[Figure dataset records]
## Start

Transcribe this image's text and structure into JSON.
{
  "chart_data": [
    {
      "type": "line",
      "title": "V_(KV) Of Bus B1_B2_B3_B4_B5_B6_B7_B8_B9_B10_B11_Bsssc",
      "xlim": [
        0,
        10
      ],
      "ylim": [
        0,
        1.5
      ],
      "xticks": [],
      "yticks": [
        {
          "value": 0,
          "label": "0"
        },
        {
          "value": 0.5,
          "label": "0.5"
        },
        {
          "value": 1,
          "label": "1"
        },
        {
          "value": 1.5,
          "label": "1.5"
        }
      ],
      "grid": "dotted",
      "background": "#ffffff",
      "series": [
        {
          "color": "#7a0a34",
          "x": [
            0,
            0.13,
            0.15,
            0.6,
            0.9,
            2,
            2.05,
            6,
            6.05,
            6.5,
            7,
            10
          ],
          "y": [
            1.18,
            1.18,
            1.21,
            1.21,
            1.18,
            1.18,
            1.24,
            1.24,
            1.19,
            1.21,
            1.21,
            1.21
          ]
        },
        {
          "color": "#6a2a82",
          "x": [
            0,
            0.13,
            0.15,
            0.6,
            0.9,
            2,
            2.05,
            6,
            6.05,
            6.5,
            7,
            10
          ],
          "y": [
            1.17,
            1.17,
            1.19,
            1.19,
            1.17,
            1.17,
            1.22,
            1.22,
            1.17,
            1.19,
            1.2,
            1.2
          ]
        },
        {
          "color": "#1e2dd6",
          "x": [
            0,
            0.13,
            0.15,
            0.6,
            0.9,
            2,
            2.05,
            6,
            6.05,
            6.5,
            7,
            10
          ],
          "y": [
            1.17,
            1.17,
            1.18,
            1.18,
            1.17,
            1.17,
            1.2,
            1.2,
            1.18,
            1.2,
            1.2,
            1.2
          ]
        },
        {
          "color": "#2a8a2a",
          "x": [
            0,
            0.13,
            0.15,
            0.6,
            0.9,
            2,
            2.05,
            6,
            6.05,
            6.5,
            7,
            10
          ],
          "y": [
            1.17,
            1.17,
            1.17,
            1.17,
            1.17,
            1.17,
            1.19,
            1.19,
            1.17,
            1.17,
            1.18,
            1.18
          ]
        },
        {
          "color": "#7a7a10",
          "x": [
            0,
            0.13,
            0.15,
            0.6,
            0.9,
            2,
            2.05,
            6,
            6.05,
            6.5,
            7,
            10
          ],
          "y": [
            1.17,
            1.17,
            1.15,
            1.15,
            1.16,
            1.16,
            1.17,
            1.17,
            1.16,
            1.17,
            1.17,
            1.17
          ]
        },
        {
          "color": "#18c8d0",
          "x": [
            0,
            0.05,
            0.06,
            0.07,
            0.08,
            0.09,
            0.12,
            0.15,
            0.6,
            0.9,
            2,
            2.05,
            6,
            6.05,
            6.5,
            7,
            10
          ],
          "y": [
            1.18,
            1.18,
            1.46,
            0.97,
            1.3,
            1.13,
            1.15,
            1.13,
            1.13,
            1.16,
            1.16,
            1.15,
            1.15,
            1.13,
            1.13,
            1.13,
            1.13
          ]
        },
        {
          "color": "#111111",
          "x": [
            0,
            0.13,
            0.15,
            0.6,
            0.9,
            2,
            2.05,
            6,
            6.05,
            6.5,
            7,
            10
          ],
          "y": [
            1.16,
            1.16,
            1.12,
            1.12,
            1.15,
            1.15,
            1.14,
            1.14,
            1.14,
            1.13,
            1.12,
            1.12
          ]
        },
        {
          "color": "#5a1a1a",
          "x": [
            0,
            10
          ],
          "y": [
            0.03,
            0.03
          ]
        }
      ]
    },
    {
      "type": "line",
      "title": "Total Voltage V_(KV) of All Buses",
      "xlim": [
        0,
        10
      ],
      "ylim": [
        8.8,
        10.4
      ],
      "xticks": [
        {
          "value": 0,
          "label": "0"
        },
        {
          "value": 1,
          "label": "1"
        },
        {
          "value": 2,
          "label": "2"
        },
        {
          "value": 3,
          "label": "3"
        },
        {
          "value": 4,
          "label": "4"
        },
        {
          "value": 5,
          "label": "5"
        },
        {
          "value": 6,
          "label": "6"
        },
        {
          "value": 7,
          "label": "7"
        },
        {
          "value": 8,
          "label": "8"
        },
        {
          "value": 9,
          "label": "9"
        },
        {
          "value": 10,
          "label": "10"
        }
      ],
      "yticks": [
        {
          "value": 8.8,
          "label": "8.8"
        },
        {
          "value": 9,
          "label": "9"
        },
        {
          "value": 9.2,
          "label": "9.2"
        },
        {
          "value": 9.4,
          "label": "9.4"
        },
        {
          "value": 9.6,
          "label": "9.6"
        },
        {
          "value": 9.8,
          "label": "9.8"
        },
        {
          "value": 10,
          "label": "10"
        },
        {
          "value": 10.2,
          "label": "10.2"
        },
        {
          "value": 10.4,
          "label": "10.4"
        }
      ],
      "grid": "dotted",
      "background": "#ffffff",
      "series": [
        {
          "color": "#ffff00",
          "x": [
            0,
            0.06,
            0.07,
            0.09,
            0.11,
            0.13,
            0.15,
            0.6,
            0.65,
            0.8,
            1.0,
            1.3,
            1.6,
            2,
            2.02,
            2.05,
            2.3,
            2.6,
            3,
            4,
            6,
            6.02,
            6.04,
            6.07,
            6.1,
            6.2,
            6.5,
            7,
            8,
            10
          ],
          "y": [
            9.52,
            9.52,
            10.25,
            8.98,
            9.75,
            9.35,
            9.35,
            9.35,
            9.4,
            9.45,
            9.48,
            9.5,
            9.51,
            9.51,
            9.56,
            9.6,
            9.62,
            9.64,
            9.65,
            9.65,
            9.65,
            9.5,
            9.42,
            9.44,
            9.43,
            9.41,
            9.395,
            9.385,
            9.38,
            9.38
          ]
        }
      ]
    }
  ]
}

## End

# EXERCISE BRIEF
Reproduce every record, matching each line exactly.

# REPLY TO THE EXERCISE
Transcribe this image's text and structure into JSON.
{
  "chart_data": [
    {
      "type": "line",
      "title": "V_(KV) Of Bus B1_B2_B3_B4_B5_B6_B7_B8_B9_B10_B11_Bsssc",
      "xlim": [
        0,
        10
      ],
      "ylim": [
        0,
        1.5
      ],
      "xticks": [],
      "yticks": [
        {
          "value": 0,
          "label": "0"
        },
        {
          "value": 0.5,
          "label": "0.5"
        },
        {
          "value": 1,
          "label": "1"
        },
        {
          "value": 1.5,
          "label": "1.5"
        }
      ],
      "grid": "dotted",
      "background": "#ffffff",
      "series": [
        {
          "color": "#7a0a34",
          "x": [
            0,
            0.13,
            0.15,
            0.6,
            0.9,
            2,
            2.05,
            6,
            6.05,
            6.5,
            7,
            10
          ],
          "y": [
            1.18,
            1.18,
            1.21,
            1.21,
            1.18,
            1.18,
            1.24,
            1.24,
            1.19,
            1.21,
            1.21,
            1.21
          ]
        },
        {
          "color": "#6a2a82",
          "x": [
            0,
            0.13,
            0.15,
            0.6,
            0.9,
            2,
            2.05,
            6,
            6.05,
            6.5,
            7,
            10
          ],
          "y": [
            1.17,
            1.17,
            1.19,
            1.19,
            1.17,
            1.17,
            1.22,
            1.22,
            1.17,
            1.19,
            1.2,
            1.2
          ]
        },
        {
          "color": "#1e2dd6",
          "x": [
            0,
            0.13,
            0.15,
            0.6,
            0.9,
            2,
            2.05,
            6,
            6.05,
            6.5,
            7,
            10
          ],
          "y": [
            1.17,
            1.17,
            1.18,
            1.18,
            1.17,
            1.17,
            1.2,
            1.2,
            1.18,
            1.2,
            1.2,
            1.2
          ]
        },
        {
          "color": "#2a8a2a",
          "x": [
            0,
            0.13,
            0.15,
            0.6,
            0.9,
            2,
            2.05,
            6,
            6.05,
            6.5,
            7,
            10
          ],
          "y": [
            1.17,
            1.17,
            1.17,
            1.17,
            1.17,
            1.17,
            1.19,
            1.19,
            1.17,
            1.17,
            1.18,
            1.18
          ]
        },
        {
          "color": "#7a7a10",
          "x": [
            0,
            0.13,
            0.15,
            0.6,
            0.9,
            2,
            2.05,
            6,
            6.05,
            6.5,
            7,
            10
          ],
          "y": [
            1.17,
            1.17,
            1.15,
            1.15,
            1.16,
            1.16,
            1.17,
            1.17,
            1.16,
            1.17,
            1.17,
            1.17
          ]
        },
        {
          "color": "#18c8d0",
          "x": [
            0,
            0.05,
            0.06,
            0.07,
            0.08,
            0.09,
            0.12,
            0.15,
            0.6,
            0.9,
            2,
            2.05,
            6,
            6.05,
            6.5,
            7,
            10
          ],
          "y": [
            1.18,
            1.18,
            1.46,
            0.97,
            1.3,
            1.13,
            1.15,
            1.13,
            1.13,
            1.16,
            1.16,
            1.15,
            1.15,
            1.13,
            1.13,
            1.13,
            1.13
          ]
        },
        {
          "color": "#111111",
          "x": [
            0,
            0.13,
            0.15,
            0.6,
            0.9,
            2,
            2.05,
            6,
            6.05,
            6.5,
            7,
            10
          ],
          "y": [
            1.16,
            1.16,
            1.12,
            1.12,
            1.15,
            1.15,
            1.14,
            1.14,
            1.14,
            1.13,
            1.12,
            1.12
          ]
        },
        {
          "color": "#5a1a1a",
          "x": [
            0,
            10
          ],
          "y": [
            0.03,
            0.03
          ]
        }
      ]
    },
    {
      "type": "line",
      "title": "Total Voltage V_(KV) of All Buses",
      "xlim": [
        0,
        10
      ],
      "ylim": [
        8.8,
        10.4
      ],
      "xticks": [
        {
          "value": 0,
          "label": "0"
        },
        {
          "value": 1,
          "label": "1"
        },
        {
          "value": 2,
          "label": "2"
        },
        {
          "value": 3,
          "label": "3"
        },
        {
          "value": 4,
          "label": "4"
        },
        {
          "value": 5,
          "label": "5"
        },
        {
          "value": 6,
          "label": "6"
        },
        {
          "value": 7,
          "label": "7"
        },
        {
          "value": 8,
          "label": "8"
        },
        {
          "value": 9,
          "label": "9"
        },
        {
          "value": 10,
          "label": "10"
        }
      ],
      "yticks": [
        {
          "value": 8.8,
          "label": "8.8"
        },
        {
          "value": 9,
          "label": "9"
        },
        {
          "value": 9.2,
          "label": "9.2"
        },
        {
          "value": 9.4,
          "label": "9.4"
        },
        {
          "value": 9.6,
          "label": "9.6"
        },
        {
          "value": 9.8,
          "label": "9.8"
        },
        {
          "value": 10,
          "label": "10"
        },
        {
          "value": 10.2,
          "label": "10.2"
        },
        {
          "value": 10.4,
          "label": "10.4"
        }
      ],
      "grid": "dotted",
      "background": "#ffffff",
      "series": [
        {
          "color": "#ffff00",
          "x": [
            0,
            0.06,
            0.07,
            0.09,
            0.11,
            0.13,
            0.15,
            0.6,
            0.65,
            0.8,
            1.0,
            1.3,
            1.6,
            2,
            2.02,
            2.05,
            2.3,
            2.6,
            3,
            4,
            6,
            6.02,
            6.04,
            6.07,
            6.1,
            6.2,
            6.5,
            7,
            8,
            10
          ],
          "y": [
            9.52,
            9.52,
            10.25,
            8.98,
            9.75,
            9.35,
            9.35,
            9.35,
            9.4,
            9.45,
            9.48,
            9.5,
            9.51,
            9.51,
            9.56,
            9.6,
            9.62,
            9.64,
            9.65,
            9.65,
            9.65,
            9.5,
            9.42,
            9.44,
            9.43,
            9.41,
            9.395,
            9.385,
            9.38,
            9.38
          ]
        }
      ]
    }
  ]
}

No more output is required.